» **Recorded data**:
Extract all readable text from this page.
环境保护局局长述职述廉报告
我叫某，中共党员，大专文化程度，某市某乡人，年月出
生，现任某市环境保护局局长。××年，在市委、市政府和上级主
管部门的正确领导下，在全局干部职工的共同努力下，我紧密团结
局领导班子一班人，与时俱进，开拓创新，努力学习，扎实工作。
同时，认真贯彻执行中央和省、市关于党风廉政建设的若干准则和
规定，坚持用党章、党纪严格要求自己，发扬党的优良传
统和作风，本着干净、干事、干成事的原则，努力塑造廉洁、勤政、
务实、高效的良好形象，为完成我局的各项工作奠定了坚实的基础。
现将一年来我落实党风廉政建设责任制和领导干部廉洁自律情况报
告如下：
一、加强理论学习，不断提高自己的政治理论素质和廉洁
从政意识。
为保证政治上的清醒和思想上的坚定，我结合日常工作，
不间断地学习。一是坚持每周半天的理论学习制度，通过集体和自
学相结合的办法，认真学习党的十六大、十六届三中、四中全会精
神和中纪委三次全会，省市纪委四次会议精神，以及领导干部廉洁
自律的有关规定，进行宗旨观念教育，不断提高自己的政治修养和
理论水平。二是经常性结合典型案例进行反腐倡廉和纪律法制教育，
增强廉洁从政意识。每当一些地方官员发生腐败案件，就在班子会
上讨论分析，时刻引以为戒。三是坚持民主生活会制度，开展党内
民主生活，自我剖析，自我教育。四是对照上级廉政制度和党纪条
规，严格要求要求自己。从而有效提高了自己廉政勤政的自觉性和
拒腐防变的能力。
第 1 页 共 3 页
--
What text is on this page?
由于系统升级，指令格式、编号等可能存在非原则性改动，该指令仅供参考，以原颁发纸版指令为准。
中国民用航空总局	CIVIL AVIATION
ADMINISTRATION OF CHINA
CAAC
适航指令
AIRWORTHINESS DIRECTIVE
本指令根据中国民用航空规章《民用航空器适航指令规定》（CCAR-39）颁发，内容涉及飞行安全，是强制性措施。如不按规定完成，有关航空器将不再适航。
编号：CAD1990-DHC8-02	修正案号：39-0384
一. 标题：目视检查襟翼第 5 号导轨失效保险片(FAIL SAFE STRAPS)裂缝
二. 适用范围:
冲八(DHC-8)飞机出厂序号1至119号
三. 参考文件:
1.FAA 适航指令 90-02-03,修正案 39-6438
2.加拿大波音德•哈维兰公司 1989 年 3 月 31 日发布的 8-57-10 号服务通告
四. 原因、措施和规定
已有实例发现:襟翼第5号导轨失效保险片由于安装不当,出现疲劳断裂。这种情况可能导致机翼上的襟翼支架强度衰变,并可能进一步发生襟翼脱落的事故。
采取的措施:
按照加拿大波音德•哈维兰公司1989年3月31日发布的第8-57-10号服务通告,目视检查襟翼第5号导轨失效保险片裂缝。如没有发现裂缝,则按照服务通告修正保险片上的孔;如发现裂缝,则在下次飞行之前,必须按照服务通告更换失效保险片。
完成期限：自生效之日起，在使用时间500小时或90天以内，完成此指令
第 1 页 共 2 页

» **Instructions to follow**:
Scan the lines above for "this", then copy every one that has it.

» **Answer**:
Extract all readable text from this page.
What text is on this page?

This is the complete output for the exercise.